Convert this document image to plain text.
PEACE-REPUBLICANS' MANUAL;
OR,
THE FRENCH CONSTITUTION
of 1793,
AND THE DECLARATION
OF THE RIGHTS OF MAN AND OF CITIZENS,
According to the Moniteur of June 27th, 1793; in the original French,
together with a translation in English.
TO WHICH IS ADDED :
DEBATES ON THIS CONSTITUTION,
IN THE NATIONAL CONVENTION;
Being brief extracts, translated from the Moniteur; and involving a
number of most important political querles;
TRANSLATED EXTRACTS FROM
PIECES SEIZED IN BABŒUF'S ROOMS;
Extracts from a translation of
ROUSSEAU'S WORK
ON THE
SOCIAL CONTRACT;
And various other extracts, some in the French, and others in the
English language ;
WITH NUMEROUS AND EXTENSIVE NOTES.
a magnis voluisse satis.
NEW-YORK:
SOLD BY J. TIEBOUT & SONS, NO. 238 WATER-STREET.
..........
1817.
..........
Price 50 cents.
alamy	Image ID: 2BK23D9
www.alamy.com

* _Problem requirements_:
Take every line from the records above that has the word "alamy" and copy it.

* _Exercise output_:
alamy	Image ID: 2BK23D9
www.alamy.com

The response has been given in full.